#### Problem set:
[A] In the essay below about the difficulties of writing about nature, on what date does spring thaw hit the writer's area?
[B] Carry on the essay below about the difficulties of writing about nature, picking up after its final sentence.

#### Article:

====

Catherine Friend
Catherine Friend

The Difficulties of Writing About Nature….

If you blink, you miss it. Spring thaw hits my area hard on March 30, as if Mother Nature is just as tired of snow as we are and wants it all gone now. It’s a perfect day: sunny, 35 degrees. My wife and I are driving to Northfield, a familiar trip, but the landscape has gone crazy. Impromptu rivers have formed everywhere. I can barely keep the car on the road as I eagerly trace multiple waterways on both sides of the blacktop at 60 mph.
So. That’s all there is. I have progressed no further in my attempt to write about this encounter with nature, or more specifically, about the awesome power of water. I’m reluctant to write more because I know all too well the traps writers can fall into when describing their nature ‘encounters,’ since I’ve had to claw my way up out of all those traps. Witness my use of the word “awesome.” How trite is that? Is my best tool for describing the power of water really to be a worn-out word from the 80s? (Or was it the 90s? Help me out here.)

If I am to write more about those impromptu rivers, how do I describe the energy of water rushing and churning where it doesn’t belong? I don’t have a good answer for that. One of the problems I face when writing about nature is that not only do I want to convey the beauty of what I saw, but how it made me feel. It’s perfectly normal to believe that I’m the first to drive west on Country Road 9 on Spring Thaw Day and be utterly beguiled by the water’s journey, so therefore I must share it with everyone. But here’s the thing: I’m not the first nor the only one to have experienced this. No one wants to read yet another “Oh my god, water is so freaking awesome” essay.

====

#### Information provided:
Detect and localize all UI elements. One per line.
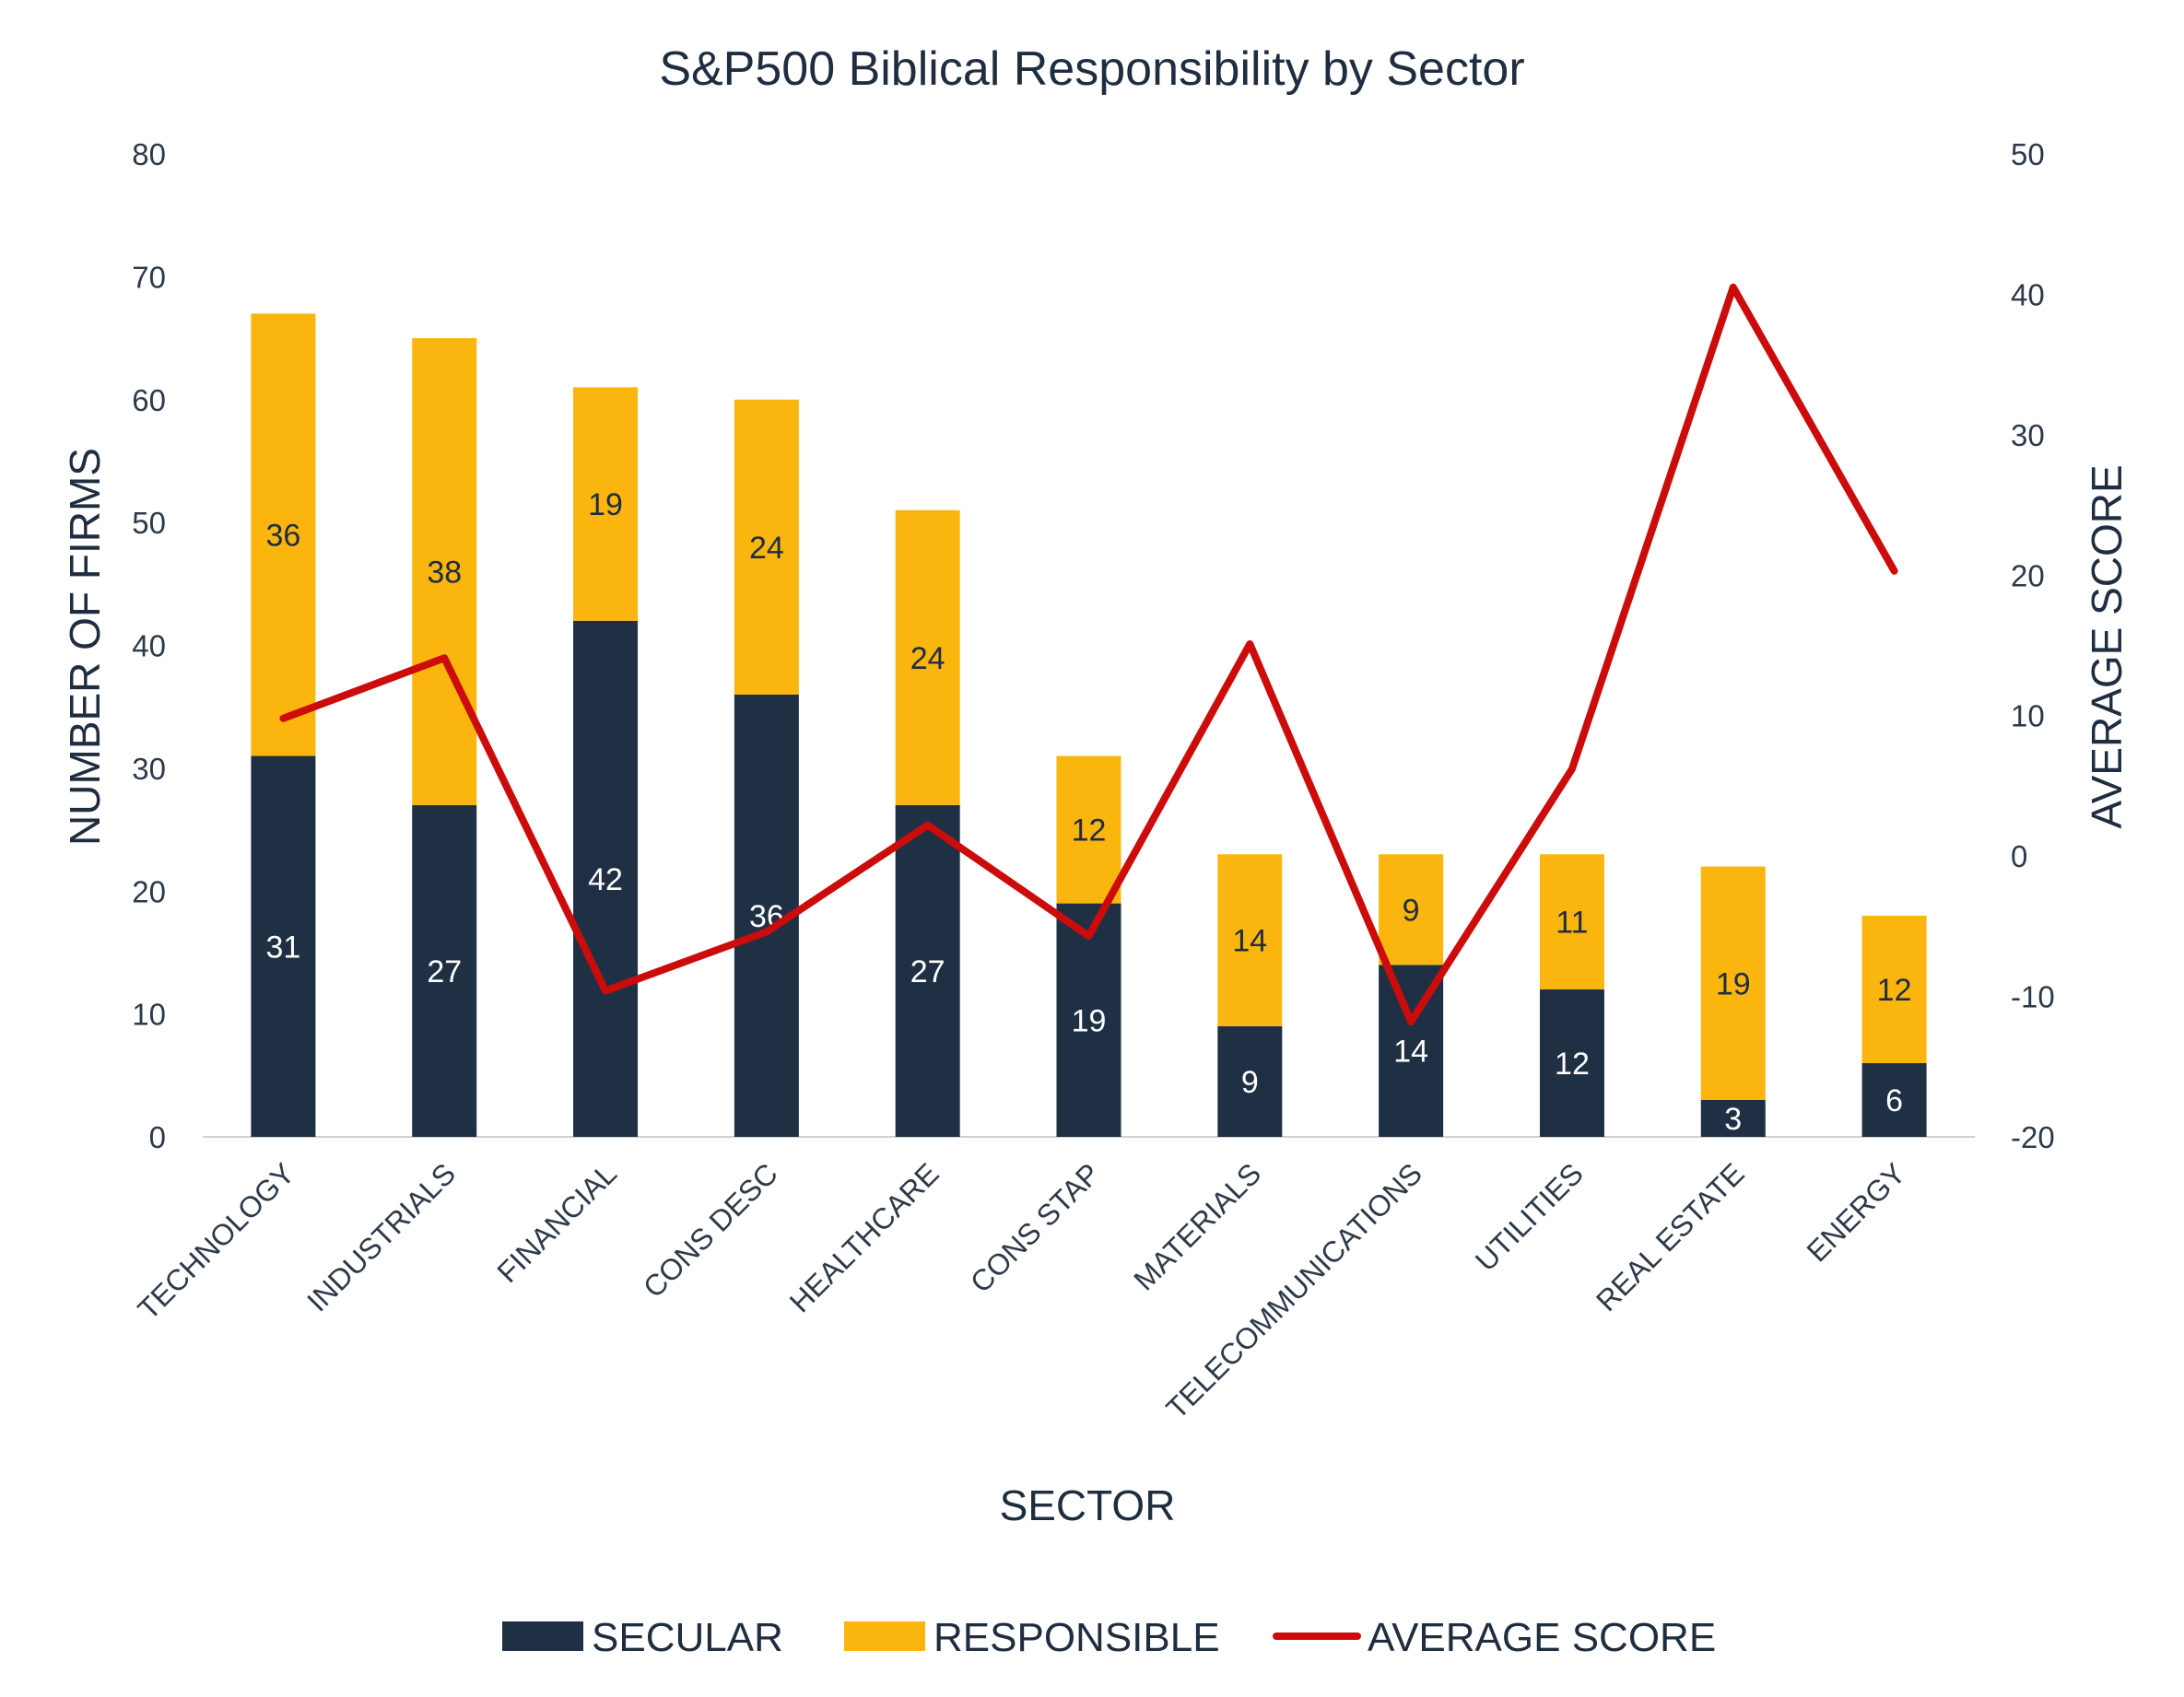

====

#### Written responses:
[A] March 30

[B]
I doubt that adding ‘freaking’ helps explain how, on Spring Thaw Day, the water flows in wide sheets down two sloping fields and merges so that now it’s a rivulet burbling toward the culvert under the road. It shoots out the other side, joins another rivulet so now it’s a stream racing down the ditch and then around someone’s back yard and into a ravine, where it smashes into another stream to become a furious river that foams back through another culvert, passing underneath us to the other side where it finds a flat field and spreads out with relief in a shallow sheet, exhausted from its mad rush to become a lake.

As a farmer and rural resident, I’m immersed in nature. But I struggle to find effective ways to write about it without going all misty-eyed and saccharine. That’s why I’m not quite ready to write about my Spring Thaw Day. Today, three days after our drive to Northfield, it’s a different landscape. Nothing but soggy fields and damp ditches. The water is gone, absorbed by the soil or evaporated into the air or moved on to lower elevations to beguile other lives

I won’t write about this day until I can find a way to share what a gift it was to witness a perfectly normal event that only lasts a few hours. 

Perhaps the gift isn’t the water itself, but that Mother Nature has—through numerous rude and insistent invasions into my life—taught me to open my eyes and really see, to capture what others miss when they blink.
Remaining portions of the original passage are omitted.